Direction: Reproduce every record below exactly as written, but leave out any pictures.

Provided entries:
## begin

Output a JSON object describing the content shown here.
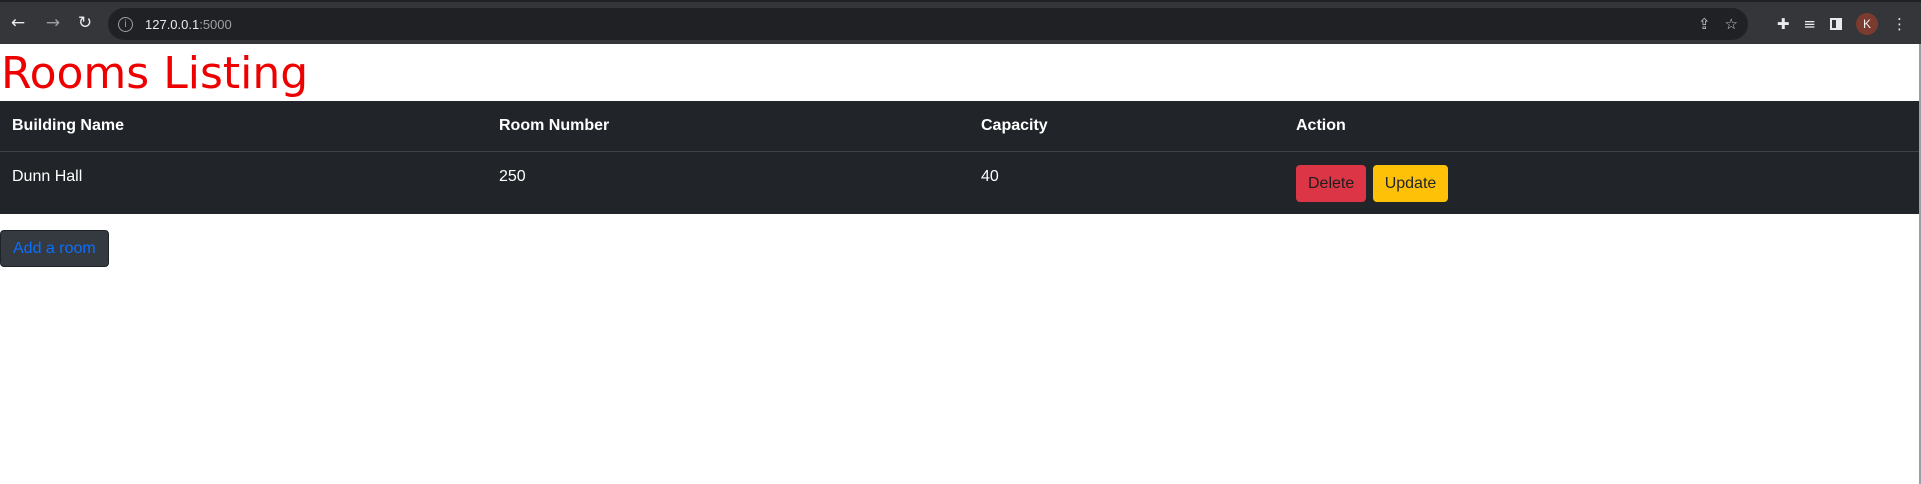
{
  "browser": {
    "url_host": "127.0.0.1",
    "url_port": ":5000",
    "profile_initial": "K"
  },
  "page": {
    "title": "Rooms Listing"
  },
  "table": {
    "headers": [
      "Building Name",
      "Room Number",
      "Capacity",
      "Action"
    ],
    "rows": [
      {
        "building_name": "Dunn Hall",
        "room_number": "250",
        "capacity": "40",
        "delete_label": "Delete",
        "update_label": "Update"
      }
    ]
  },
  "add_room_label": "Add a room",
  "colors": {
    "title": "#ee0000",
    "table_bg": "#212529",
    "delete_btn": "#dc3545",
    "update_btn": "#ffc107",
    "add_btn_text": "#0d6efd"
  },
  "icons": [
    "back-arrow-icon",
    "forward-arrow-icon",
    "reload-icon",
    "info-icon",
    "share-icon",
    "star-icon",
    "extensions-icon",
    "media-controls-icon",
    "side-panel-icon",
    "menu-icon"
  ]
}
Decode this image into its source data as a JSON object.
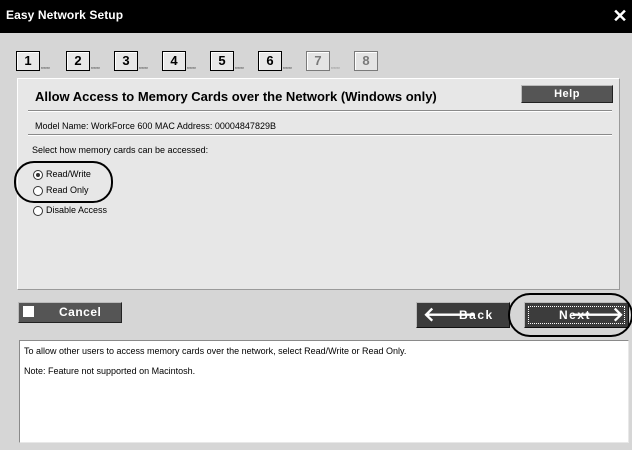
{
  "window": {
    "title": "Easy Network Setup",
    "close_glyph": "✕"
  },
  "steps": [
    {
      "num": "1",
      "dots": "▫▫▫",
      "active": true
    },
    {
      "num": "2",
      "dots": "▫▫▫",
      "active": true
    },
    {
      "num": "3",
      "dots": "▫▫▫",
      "active": true
    },
    {
      "num": "4",
      "dots": "▫▫▫",
      "active": true
    },
    {
      "num": "5",
      "dots": "▫▫▫",
      "active": true
    },
    {
      "num": "6",
      "dots": "▫▫▫",
      "active": true
    },
    {
      "num": "7",
      "dots": "▫▫▫",
      "active": false
    },
    {
      "num": "8",
      "dots": "",
      "active": false
    }
  ],
  "panel": {
    "heading": "Allow Access to Memory Cards over the Network (Windows only)",
    "help_label": "Help",
    "model_info": "Model Name: WorkForce 600    MAC Address: 00004847829B",
    "instruction": "Select how memory cards can be accessed:",
    "options": [
      {
        "label": "Read/Write",
        "selected": true
      },
      {
        "label": "Read Only",
        "selected": false
      },
      {
        "label": "Disable Access",
        "selected": false
      }
    ]
  },
  "buttons": {
    "cancel_label": "Cancel",
    "back_label": "Back",
    "back_icon": "🡐",
    "next_label": "Next",
    "next_icon": "🡒"
  },
  "description": {
    "line1": "To allow other users to access memory cards over the network, select Read/Write or Read Only.",
    "line2": "Note: Feature not supported on Macintosh."
  }
}
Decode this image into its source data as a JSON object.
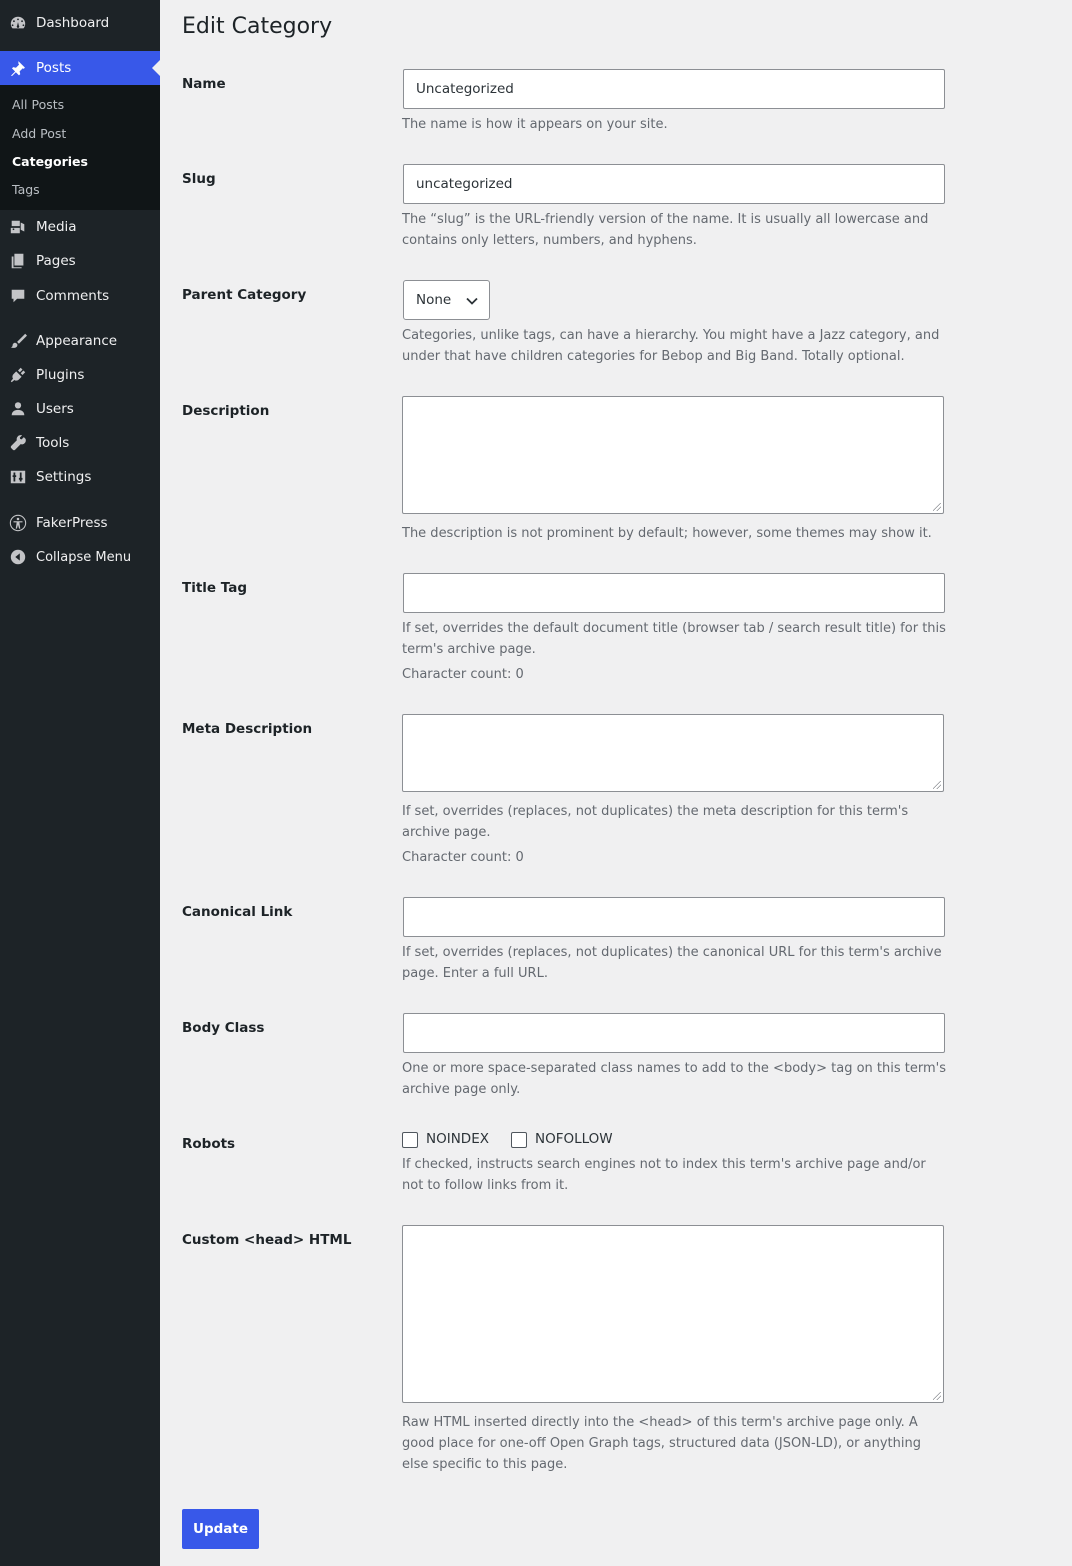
{
  "sidebar": {
    "menu": {
      "dashboard": "Dashboard",
      "posts": "Posts",
      "media": "Media",
      "pages": "Pages",
      "comments": "Comments",
      "appearance": "Appearance",
      "plugins": "Plugins",
      "users": "Users",
      "tools": "Tools",
      "settings": "Settings",
      "fakerpress": "FakerPress",
      "collapse": "Collapse Menu"
    },
    "submenu": {
      "all_posts": "All Posts",
      "add_post": "Add Post",
      "categories": "Categories",
      "tags": "Tags"
    },
    "accent_color": "#3858e9"
  },
  "page": {
    "title": "Edit Category"
  },
  "form": {
    "name": {
      "label": "Name",
      "value": "Uncategorized",
      "help": "The name is how it appears on your site."
    },
    "slug": {
      "label": "Slug",
      "value": "uncategorized",
      "help": "The “slug” is the URL-friendly version of the name. It is usually all lowercase and contains only letters, numbers, and hyphens."
    },
    "parent": {
      "label": "Parent Category",
      "selected": "None",
      "help": "Categories, unlike tags, can have a hierarchy. You might have a Jazz category, and under that have children categories for Bebop and Big Band. Totally optional."
    },
    "description": {
      "label": "Description",
      "value": "",
      "help": "The description is not prominent by default; however, some themes may show it."
    },
    "title_tag": {
      "label": "Title Tag",
      "value": "",
      "help": "If set, overrides the default document title (browser tab / search result title) for this term's archive page.",
      "count": "Character count: 0"
    },
    "meta_description": {
      "label": "Meta Description",
      "value": "",
      "help": "If set, overrides (replaces, not duplicates) the meta description for this term's archive page.",
      "count": "Character count: 0"
    },
    "canonical": {
      "label": "Canonical Link",
      "value": "",
      "help": "If set, overrides (replaces, not duplicates) the canonical URL for this term's archive page. Enter a full URL."
    },
    "body_class": {
      "label": "Body Class",
      "value": "",
      "help": "One or more space-separated class names to add to the <body> tag on this term's archive page only."
    },
    "robots": {
      "label": "Robots",
      "noindex": "NOINDEX",
      "nofollow": "NOFOLLOW",
      "noindex_checked": false,
      "nofollow_checked": false,
      "help": "If checked, instructs search engines not to index this term's archive page and/or not to follow links from it."
    },
    "custom_head": {
      "label": "Custom <head> HTML",
      "value": "",
      "help": "Raw HTML inserted directly into the <head> of this term's archive page only. A good place for one-off Open Graph tags, structured data (JSON-LD), or anything else specific to this page."
    },
    "update_label": "Update"
  }
}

## end

Answer to this task:
Output a JSON object describing the content shown here.
{
  "browser": {
    "url_host": "127.0.0.1",
    "url_port": ":5000",
    "profile_initial": "K"
  },
  "page": {
    "title": "Rooms Listing"
  },
  "table": {
    "headers": [
      "Building Name",
      "Room Number",
      "Capacity",
      "Action"
    ],
    "rows": [
      {
        "building_name": "Dunn Hall",
        "room_number": "250",
        "capacity": "40",
        "delete_label": "Delete",
        "update_label": "Update"
      }
    ]
  },
  "add_room_label": "Add a room",
  "colors": {
    "title": "#ee0000",
    "table_bg": "#212529",
    "delete_btn": "#dc3545",
    "update_btn": "#ffc107",
    "add_btn_text": "#0d6efd"
  },
  "icons": [
    "back-arrow-icon",
    "forward-arrow-icon",
    "reload-icon",
    "info-icon",
    "share-icon",
    "star-icon",
    "extensions-icon",
    "media-controls-icon",
    "side-panel-icon",
    "menu-icon"
  ]
}
Decode this image into its source data as a JSON object.
{
  "window": {
    "title": "Easy Network Setup",
    "close_glyph": "✕"
  },
  "steps": [
    {
      "num": "1",
      "dots": "▫▫▫",
      "active": true
    },
    {
      "num": "2",
      "dots": "▫▫▫",
      "active": true
    },
    {
      "num": "3",
      "dots": "▫▫▫",
      "active": true
    },
    {
      "num": "4",
      "dots": "▫▫▫",
      "active": true
    },
    {
      "num": "5",
      "dots": "▫▫▫",
      "active": true
    },
    {
      "num": "6",
      "dots": "▫▫▫",
      "active": true
    },
    {
      "num": "7",
      "dots": "▫▫▫",
      "active": false
    },
    {
      "num": "8",
      "dots": "",
      "active": false
    }
  ],
  "panel": {
    "heading": "Allow Access to Memory Cards over the Network (Windows only)",
    "help_label": "Help",
    "model_info": "Model Name: WorkForce 600    MAC Address: 00004847829B",
    "instruction": "Select how memory cards can be accessed:",
    "options": [
      {
        "label": "Read/Write",
        "selected": true
      },
      {
        "label": "Read Only",
        "selected": false
      },
      {
        "label": "Disable Access",
        "selected": false
      }
    ]
  },
  "buttons": {
    "cancel_label": "Cancel",
    "back_label": "Back",
    "back_icon": "🡐",
    "next_label": "Next",
    "next_icon": "🡒"
  },
  "description": {
    "line1": "To allow other users to access memory cards over the network, select Read/Write or Read Only.",
    "line2": "Note: Feature not supported on Macintosh."
  }
}
Decode this image into its source data as a JSON object.
{
  "sidebar": {
    "menu": {
      "dashboard": "Dashboard",
      "posts": "Posts",
      "media": "Media",
      "pages": "Pages",
      "comments": "Comments",
      "appearance": "Appearance",
      "plugins": "Plugins",
      "users": "Users",
      "tools": "Tools",
      "settings": "Settings",
      "fakerpress": "FakerPress",
      "collapse": "Collapse Menu"
    },
    "submenu": {
      "all_posts": "All Posts",
      "add_post": "Add Post",
      "categories": "Categories",
      "tags": "Tags"
    },
    "accent_color": "#3858e9"
  },
  "page": {
    "title": "Edit Category"
  },
  "form": {
    "name": {
      "label": "Name",
      "value": "Uncategorized",
      "help": "The name is how it appears on your site."
    },
    "slug": {
      "label": "Slug",
      "value": "uncategorized",
      "help": "The “slug” is the URL-friendly version of the name. It is usually all lowercase and contains only letters, numbers, and hyphens."
    },
    "parent": {
      "label": "Parent Category",
      "selected": "None",
      "help": "Categories, unlike tags, can have a hierarchy. You might have a Jazz category, and under that have children categories for Bebop and Big Band. Totally optional."
    },
    "description": {
      "label": "Description",
      "value": "",
      "help": "The description is not prominent by default; however, some themes may show it."
    },
    "title_tag": {
      "label": "Title Tag",
      "value": "",
      "help": "If set, overrides the default document title (browser tab / search result title) for this term's archive page.",
      "count": "Character count: 0"
    },
    "meta_description": {
      "label": "Meta Description",
      "value": "",
      "help": "If set, overrides (replaces, not duplicates) the meta description for this term's archive page.",
      "count": "Character count: 0"
    },
    "canonical": {
      "label": "Canonical Link",
      "value": "",
      "help": "If set, overrides (replaces, not duplicates) the canonical URL for this term's archive page. Enter a full URL."
    },
    "body_class": {
      "label": "Body Class",
      "value": "",
      "help": "One or more space-separated class names to add to the <body> tag on this term's archive page only."
    },
    "robots": {
      "label": "Robots",
      "noindex": "NOINDEX",
      "nofollow": "NOFOLLOW",
      "noindex_checked": false,
      "nofollow_checked": false,
      "help": "If checked, instructs search engines not to index this term's archive page and/or not to follow links from it."
    },
    "custom_head": {
      "label": "Custom <head> HTML",
      "value": "",
      "help": "Raw HTML inserted directly into the <head> of this term's archive page only. A good place for one-off Open Graph tags, structured data (JSON-LD), or anything else specific to this page."
    },
    "update_label": "Update"
  }
}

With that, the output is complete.